Job: Send back the records in full, character for character.

Raw records:
━━━━━━━━━━━━━━━━
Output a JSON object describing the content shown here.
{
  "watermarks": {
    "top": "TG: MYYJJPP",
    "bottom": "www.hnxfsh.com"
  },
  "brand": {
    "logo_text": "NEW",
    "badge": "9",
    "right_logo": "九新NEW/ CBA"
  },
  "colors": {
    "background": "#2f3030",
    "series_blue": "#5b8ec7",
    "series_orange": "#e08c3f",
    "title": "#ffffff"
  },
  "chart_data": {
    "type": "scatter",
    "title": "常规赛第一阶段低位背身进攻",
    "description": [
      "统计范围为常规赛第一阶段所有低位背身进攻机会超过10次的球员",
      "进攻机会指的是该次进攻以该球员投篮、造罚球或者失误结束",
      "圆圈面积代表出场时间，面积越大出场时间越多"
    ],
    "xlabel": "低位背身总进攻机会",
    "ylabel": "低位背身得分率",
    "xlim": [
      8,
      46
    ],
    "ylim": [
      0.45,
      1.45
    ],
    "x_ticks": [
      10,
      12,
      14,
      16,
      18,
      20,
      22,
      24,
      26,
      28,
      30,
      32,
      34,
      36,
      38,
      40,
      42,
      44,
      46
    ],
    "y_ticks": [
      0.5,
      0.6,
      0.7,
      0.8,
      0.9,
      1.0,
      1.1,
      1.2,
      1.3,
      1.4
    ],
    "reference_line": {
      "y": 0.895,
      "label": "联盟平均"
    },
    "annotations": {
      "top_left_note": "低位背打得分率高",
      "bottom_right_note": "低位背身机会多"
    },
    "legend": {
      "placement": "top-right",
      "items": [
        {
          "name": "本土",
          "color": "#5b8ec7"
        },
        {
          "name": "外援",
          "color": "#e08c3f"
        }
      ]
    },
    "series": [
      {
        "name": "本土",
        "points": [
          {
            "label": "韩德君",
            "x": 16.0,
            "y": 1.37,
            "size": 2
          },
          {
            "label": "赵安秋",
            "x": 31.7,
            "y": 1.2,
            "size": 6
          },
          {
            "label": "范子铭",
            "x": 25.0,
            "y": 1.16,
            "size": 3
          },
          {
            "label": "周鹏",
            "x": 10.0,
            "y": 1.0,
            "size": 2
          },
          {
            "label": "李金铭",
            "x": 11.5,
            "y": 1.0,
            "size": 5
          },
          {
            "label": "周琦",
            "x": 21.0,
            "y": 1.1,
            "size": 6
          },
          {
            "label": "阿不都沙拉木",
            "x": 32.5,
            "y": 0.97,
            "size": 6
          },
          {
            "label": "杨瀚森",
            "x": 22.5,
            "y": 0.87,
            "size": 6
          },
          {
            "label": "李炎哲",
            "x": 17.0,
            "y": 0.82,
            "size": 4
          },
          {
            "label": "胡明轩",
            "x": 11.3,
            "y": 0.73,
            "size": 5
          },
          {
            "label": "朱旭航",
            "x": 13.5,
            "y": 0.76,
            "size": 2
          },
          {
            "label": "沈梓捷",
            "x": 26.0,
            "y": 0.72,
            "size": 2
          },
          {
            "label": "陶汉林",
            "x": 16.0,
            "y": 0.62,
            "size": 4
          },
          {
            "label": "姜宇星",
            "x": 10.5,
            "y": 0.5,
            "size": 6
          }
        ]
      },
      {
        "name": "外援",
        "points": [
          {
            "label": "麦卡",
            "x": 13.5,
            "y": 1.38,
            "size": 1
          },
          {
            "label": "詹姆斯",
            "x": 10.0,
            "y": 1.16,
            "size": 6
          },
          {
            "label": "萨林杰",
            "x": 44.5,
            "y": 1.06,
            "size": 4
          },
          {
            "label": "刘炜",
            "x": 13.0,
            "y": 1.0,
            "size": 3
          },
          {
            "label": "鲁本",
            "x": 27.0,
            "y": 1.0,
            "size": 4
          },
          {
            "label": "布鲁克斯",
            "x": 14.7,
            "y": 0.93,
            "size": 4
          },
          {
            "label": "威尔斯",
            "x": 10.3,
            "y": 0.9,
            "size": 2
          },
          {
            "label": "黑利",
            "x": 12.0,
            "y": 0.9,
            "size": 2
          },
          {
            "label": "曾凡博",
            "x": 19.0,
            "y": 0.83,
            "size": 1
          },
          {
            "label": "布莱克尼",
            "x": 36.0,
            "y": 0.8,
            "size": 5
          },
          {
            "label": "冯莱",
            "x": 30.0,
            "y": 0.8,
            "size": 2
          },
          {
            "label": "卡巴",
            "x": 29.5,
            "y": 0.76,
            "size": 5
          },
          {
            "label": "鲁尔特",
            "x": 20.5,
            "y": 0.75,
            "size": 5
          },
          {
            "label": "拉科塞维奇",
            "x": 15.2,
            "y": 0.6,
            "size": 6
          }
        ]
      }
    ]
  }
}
━━━━━━━━━━━━━━━━
Result of this exercise:
Output a JSON object describing the content shown here.
{
  "watermarks": {
    "top": "TG: MYYJJPP",
    "bottom": "www.hnxfsh.com"
  },
  "brand": {
    "logo_text": "NEW",
    "badge": "9",
    "right_logo": "九新NEW/ CBA"
  },
  "colors": {
    "background": "#2f3030",
    "series_blue": "#5b8ec7",
    "series_orange": "#e08c3f",
    "title": "#ffffff"
  },
  "chart_data": {
    "type": "scatter",
    "title": "常规赛第一阶段低位背身进攻",
    "description": [
      "统计范围为常规赛第一阶段所有低位背身进攻机会超过10次的球员",
      "进攻机会指的是该次进攻以该球员投篮、造罚球或者失误结束",
      "圆圈面积代表出场时间，面积越大出场时间越多"
    ],
    "xlabel": "低位背身总进攻机会",
    "ylabel": "低位背身得分率",
    "xlim": [
      8,
      46
    ],
    "ylim": [
      0.45,
      1.45
    ],
    "x_ticks": [
      10,
      12,
      14,
      16,
      18,
      20,
      22,
      24,
      26,
      28,
      30,
      32,
      34,
      36,
      38,
      40,
      42,
      44,
      46
    ],
    "y_ticks": [
      0.5,
      0.6,
      0.7,
      0.8,
      0.9,
      1.0,
      1.1,
      1.2,
      1.3,
      1.4
    ],
    "reference_line": {
      "y": 0.895,
      "label": "联盟平均"
    },
    "annotations": {
      "top_left_note": "低位背打得分率高",
      "bottom_right_note": "低位背身机会多"
    },
    "legend": {
      "placement": "top-right",
      "items": [
        {
          "name": "本土",
          "color": "#5b8ec7"
        },
        {
          "name": "外援",
          "color": "#e08c3f"
        }
      ]
    },
    "series": [
      {
        "name": "本土",
        "points": [
          {
            "label": "韩德君",
            "x": 16.0,
            "y": 1.37,
            "size": 2
          },
          {
            "label": "赵安秋",
            "x": 31.7,
            "y": 1.2,
            "size": 6
          },
          {
            "label": "范子铭",
            "x": 25.0,
            "y": 1.16,
            "size": 3
          },
          {
            "label": "周鹏",
            "x": 10.0,
            "y": 1.0,
            "size": 2
          },
          {
            "label": "李金铭",
            "x": 11.5,
            "y": 1.0,
            "size": 5
          },
          {
            "label": "周琦",
            "x": 21.0,
            "y": 1.1,
            "size": 6
          },
          {
            "label": "阿不都沙拉木",
            "x": 32.5,
            "y": 0.97,
            "size": 6
          },
          {
            "label": "杨瀚森",
            "x": 22.5,
            "y": 0.87,
            "size": 6
          },
          {
            "label": "李炎哲",
            "x": 17.0,
            "y": 0.82,
            "size": 4
          },
          {
            "label": "胡明轩",
            "x": 11.3,
            "y": 0.73,
            "size": 5
          },
          {
            "label": "朱旭航",
            "x": 13.5,
            "y": 0.76,
            "size": 2
          },
          {
            "label": "沈梓捷",
            "x": 26.0,
            "y": 0.72,
            "size": 2
          },
          {
            "label": "陶汉林",
            "x": 16.0,
            "y": 0.62,
            "size": 4
          },
          {
            "label": "姜宇星",
            "x": 10.5,
            "y": 0.5,
            "size": 6
          }
        ]
      },
      {
        "name": "外援",
        "points": [
          {
            "label": "麦卡",
            "x": 13.5,
            "y": 1.38,
            "size": 1
          },
          {
            "label": "詹姆斯",
            "x": 10.0,
            "y": 1.16,
            "size": 6
          },
          {
            "label": "萨林杰",
            "x": 44.5,
            "y": 1.06,
            "size": 4
          },
          {
            "label": "刘炜",
            "x": 13.0,
            "y": 1.0,
            "size": 3
          },
          {
            "label": "鲁本",
            "x": 27.0,
            "y": 1.0,
            "size": 4
          },
          {
            "label": "布鲁克斯",
            "x": 14.7,
            "y": 0.93,
            "size": 4
          },
          {
            "label": "威尔斯",
            "x": 10.3,
            "y": 0.9,
            "size": 2
          },
          {
            "label": "黑利",
            "x": 12.0,
            "y": 0.9,
            "size": 2
          },
          {
            "label": "曾凡博",
            "x": 19.0,
            "y": 0.83,
            "size": 1
          },
          {
            "label": "布莱克尼",
            "x": 36.0,
            "y": 0.8,
            "size": 5
          },
          {
            "label": "冯莱",
            "x": 30.0,
            "y": 0.8,
            "size": 2
          },
          {
            "label": "卡巴",
            "x": 29.5,
            "y": 0.76,
            "size": 5
          },
          {
            "label": "鲁尔特",
            "x": 20.5,
            "y": 0.75,
            "size": 5
          },
          {
            "label": "拉科塞维奇",
            "x": 15.2,
            "y": 0.6,
            "size": 6
          }
        ]
      }
    ]
  }
}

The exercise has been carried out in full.